§ WORK REQUIRED: Transcribe each line of the records below exactly, excluding any embedded images.

[Stored data entries]
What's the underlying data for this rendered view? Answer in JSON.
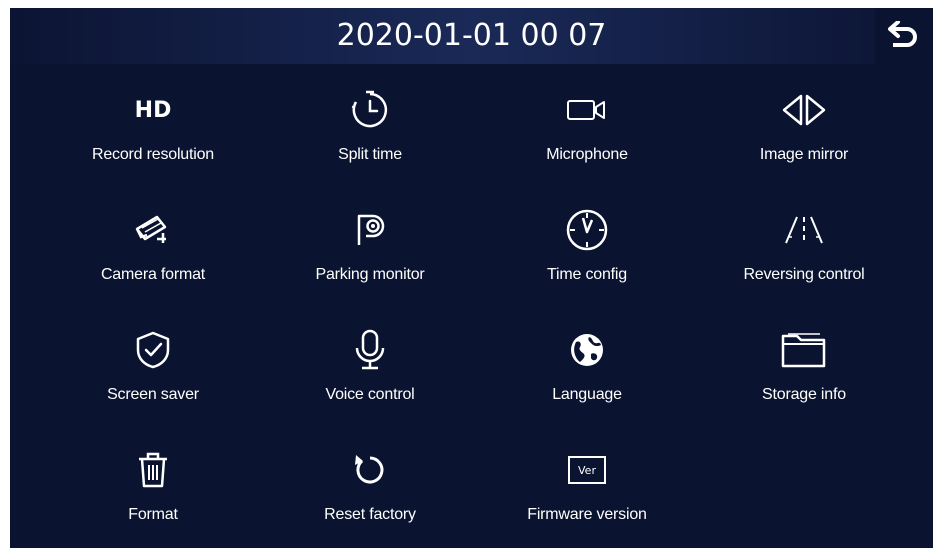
{
  "header": {
    "datetime": "2020-01-01  00 07"
  },
  "colors": {
    "background": "#0a1330",
    "header_accent": "#1a2957",
    "icon": "#ffffff"
  },
  "menu": [
    {
      "label": "Record resolution",
      "icon": "hd-icon",
      "icon_text": "HD"
    },
    {
      "label": "Split time",
      "icon": "timer-icon"
    },
    {
      "label": "Microphone",
      "icon": "video-camera-icon"
    },
    {
      "label": "Image mirror",
      "icon": "mirror-icon"
    },
    {
      "label": "Camera format",
      "icon": "cctv-camera-icon"
    },
    {
      "label": "Parking monitor",
      "icon": "parking-icon"
    },
    {
      "label": "Time config",
      "icon": "clock-icon"
    },
    {
      "label": "Reversing control",
      "icon": "reversing-lines-icon"
    },
    {
      "label": "Screen saver",
      "icon": "shield-check-icon"
    },
    {
      "label": "Voice control",
      "icon": "microphone-icon"
    },
    {
      "label": "Language",
      "icon": "globe-icon"
    },
    {
      "label": "Storage info",
      "icon": "folder-icon"
    },
    {
      "label": "Format",
      "icon": "trash-icon"
    },
    {
      "label": "Reset factory",
      "icon": "reset-icon"
    },
    {
      "label": "Firmware version",
      "icon": "ver-icon",
      "icon_text": "Ver"
    }
  ]
}
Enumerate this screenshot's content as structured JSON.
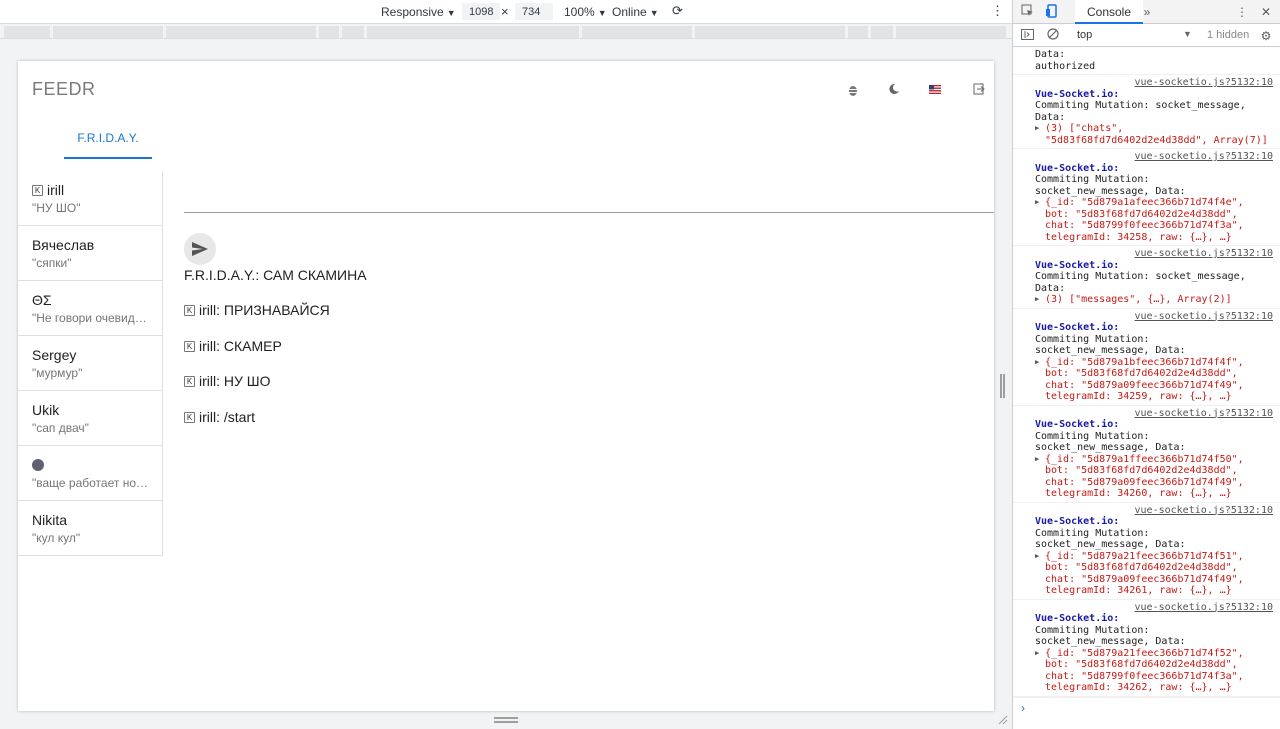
{
  "toolbar": {
    "device": "Responsive",
    "width": "1098",
    "times": "×",
    "height": "734",
    "zoom": "100%",
    "network": "Online"
  },
  "app": {
    "brand": "FEEDR",
    "tab_label": "F.R.I.D.A.Y.",
    "chats": [
      {
        "name": "irill",
        "preview": "\"НУ ШО\"",
        "badge": "K"
      },
      {
        "name": "Вячеслав",
        "preview": "\"сяпки\""
      },
      {
        "name": "ΘΣ",
        "preview": "\"Не говори очевидное\""
      },
      {
        "name": "Sergey",
        "preview": "\"мурмур\""
      },
      {
        "name": "Ukik",
        "preview": "\"сап двач\""
      },
      {
        "name": "",
        "preview": "\"ваще работает норм\"",
        "avatar": true
      },
      {
        "name": "Nikita",
        "preview": "\"кул кул\""
      }
    ],
    "messages": [
      {
        "text": "F.R.I.D.A.Y.: САМ СКАМИНА"
      },
      {
        "text": "irill: ПРИЗНАВАЙСЯ",
        "badge": "K"
      },
      {
        "text": "irill: СКАМЕР",
        "badge": "K"
      },
      {
        "text": "irill: НУ ШО",
        "badge": "K"
      },
      {
        "text": "irill: /start",
        "badge": "K"
      }
    ]
  },
  "devtools": {
    "tab_console": "Console",
    "context": "top",
    "hidden": "1 hidden",
    "log_top": [
      "Data:",
      "authorized"
    ],
    "source": "vue-socketio.js?5132:10",
    "tag": "Vue-Socket.io:",
    "entries": [
      {
        "line1": "Commiting Mutation: socket_message,",
        "line2": "Data:",
        "obj": "(3) [\"chats\", \"5d83f68fd7d6402d2e4d38dd\", Array(7)]"
      },
      {
        "line1": "Commiting Mutation:",
        "line2": "socket_new_message, Data:",
        "obj": "{_id: \"5d879a1afeec366b71d74f4e\", bot: \"5d83f68fd7d6402d2e4d38dd\", chat: \"5d8799f0feec366b71d74f3a\", telegramId: 34258, raw: {…}, …}"
      },
      {
        "line1": "Commiting Mutation: socket_message,",
        "line2": "Data:",
        "obj": "(3) [\"messages\", {…}, Array(2)]"
      },
      {
        "line1": "Commiting Mutation:",
        "line2": "socket_new_message, Data:",
        "obj": "{_id: \"5d879a1bfeec366b71d74f4f\", bot: \"5d83f68fd7d6402d2e4d38dd\", chat: \"5d879a09feec366b71d74f49\", telegramId: 34259, raw: {…}, …}"
      },
      {
        "line1": "Commiting Mutation:",
        "line2": "socket_new_message, Data:",
        "obj": "{_id: \"5d879a1ffeec366b71d74f50\", bot: \"5d83f68fd7d6402d2e4d38dd\", chat: \"5d879a09feec366b71d74f49\", telegramId: 34260, raw: {…}, …}"
      },
      {
        "line1": "Commiting Mutation:",
        "line2": "socket_new_message, Data:",
        "obj": "{_id: \"5d879a21feec366b71d74f51\", bot: \"5d83f68fd7d6402d2e4d38dd\", chat: \"5d879a09feec366b71d74f49\", telegramId: 34261, raw: {…}, …}"
      },
      {
        "line1": "Commiting Mutation:",
        "line2": "socket_new_message, Data:",
        "obj": "{_id: \"5d879a21feec366b71d74f52\", bot: \"5d83f68fd7d6402d2e4d38dd\", chat: \"5d8799f0feec366b71d74f3a\", telegramId: 34262, raw: {…}, …}"
      }
    ],
    "prompt": "›"
  }
}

§ TASK OUTPUT:
What's the underlying data for this rendered view? Answer in JSON.
{
  "header": {
    "datetime": "2020-01-01  00 07"
  },
  "colors": {
    "background": "#0a1330",
    "header_accent": "#1a2957",
    "icon": "#ffffff"
  },
  "menu": [
    {
      "label": "Record resolution",
      "icon": "hd-icon",
      "icon_text": "HD"
    },
    {
      "label": "Split time",
      "icon": "timer-icon"
    },
    {
      "label": "Microphone",
      "icon": "video-camera-icon"
    },
    {
      "label": "Image mirror",
      "icon": "mirror-icon"
    },
    {
      "label": "Camera format",
      "icon": "cctv-camera-icon"
    },
    {
      "label": "Parking monitor",
      "icon": "parking-icon"
    },
    {
      "label": "Time config",
      "icon": "clock-icon"
    },
    {
      "label": "Reversing control",
      "icon": "reversing-lines-icon"
    },
    {
      "label": "Screen saver",
      "icon": "shield-check-icon"
    },
    {
      "label": "Voice control",
      "icon": "microphone-icon"
    },
    {
      "label": "Language",
      "icon": "globe-icon"
    },
    {
      "label": "Storage info",
      "icon": "folder-icon"
    },
    {
      "label": "Format",
      "icon": "trash-icon"
    },
    {
      "label": "Reset factory",
      "icon": "reset-icon"
    },
    {
      "label": "Firmware version",
      "icon": "ver-icon",
      "icon_text": "Ver"
    }
  ]
}
Enumerate this screenshot's content as structured JSON.
{
  "toolbar": {
    "device": "Responsive",
    "width": "1098",
    "times": "×",
    "height": "734",
    "zoom": "100%",
    "network": "Online"
  },
  "app": {
    "brand": "FEEDR",
    "tab_label": "F.R.I.D.A.Y.",
    "chats": [
      {
        "name": "irill",
        "preview": "\"НУ ШО\"",
        "badge": "K"
      },
      {
        "name": "Вячеслав",
        "preview": "\"сяпки\""
      },
      {
        "name": "ΘΣ",
        "preview": "\"Не говори очевидное\""
      },
      {
        "name": "Sergey",
        "preview": "\"мурмур\""
      },
      {
        "name": "Ukik",
        "preview": "\"сап двач\""
      },
      {
        "name": "",
        "preview": "\"ваще работает норм\"",
        "avatar": true
      },
      {
        "name": "Nikita",
        "preview": "\"кул кул\""
      }
    ],
    "messages": [
      {
        "text": "F.R.I.D.A.Y.: САМ СКАМИНА"
      },
      {
        "text": "irill: ПРИЗНАВАЙСЯ",
        "badge": "K"
      },
      {
        "text": "irill: СКАМЕР",
        "badge": "K"
      },
      {
        "text": "irill: НУ ШО",
        "badge": "K"
      },
      {
        "text": "irill: /start",
        "badge": "K"
      }
    ]
  },
  "devtools": {
    "tab_console": "Console",
    "context": "top",
    "hidden": "1 hidden",
    "log_top": [
      "Data:",
      "authorized"
    ],
    "source": "vue-socketio.js?5132:10",
    "tag": "Vue-Socket.io:",
    "entries": [
      {
        "line1": "Commiting Mutation: socket_message,",
        "line2": "Data:",
        "obj": "(3) [\"chats\", \"5d83f68fd7d6402d2e4d38dd\", Array(7)]"
      },
      {
        "line1": "Commiting Mutation:",
        "line2": "socket_new_message, Data:",
        "obj": "{_id: \"5d879a1afeec366b71d74f4e\", bot: \"5d83f68fd7d6402d2e4d38dd\", chat: \"5d8799f0feec366b71d74f3a\", telegramId: 34258, raw: {…}, …}"
      },
      {
        "line1": "Commiting Mutation: socket_message,",
        "line2": "Data:",
        "obj": "(3) [\"messages\", {…}, Array(2)]"
      },
      {
        "line1": "Commiting Mutation:",
        "line2": "socket_new_message, Data:",
        "obj": "{_id: \"5d879a1bfeec366b71d74f4f\", bot: \"5d83f68fd7d6402d2e4d38dd\", chat: \"5d879a09feec366b71d74f49\", telegramId: 34259, raw: {…}, …}"
      },
      {
        "line1": "Commiting Mutation:",
        "line2": "socket_new_message, Data:",
        "obj": "{_id: \"5d879a1ffeec366b71d74f50\", bot: \"5d83f68fd7d6402d2e4d38dd\", chat: \"5d879a09feec366b71d74f49\", telegramId: 34260, raw: {…}, …}"
      },
      {
        "line1": "Commiting Mutation:",
        "line2": "socket_new_message, Data:",
        "obj": "{_id: \"5d879a21feec366b71d74f51\", bot: \"5d83f68fd7d6402d2e4d38dd\", chat: \"5d879a09feec366b71d74f49\", telegramId: 34261, raw: {…}, …}"
      },
      {
        "line1": "Commiting Mutation:",
        "line2": "socket_new_message, Data:",
        "obj": "{_id: \"5d879a21feec366b71d74f52\", bot: \"5d83f68fd7d6402d2e4d38dd\", chat: \"5d8799f0feec366b71d74f3a\", telegramId: 34262, raw: {…}, …}"
      }
    ],
    "prompt": "›"
  }
}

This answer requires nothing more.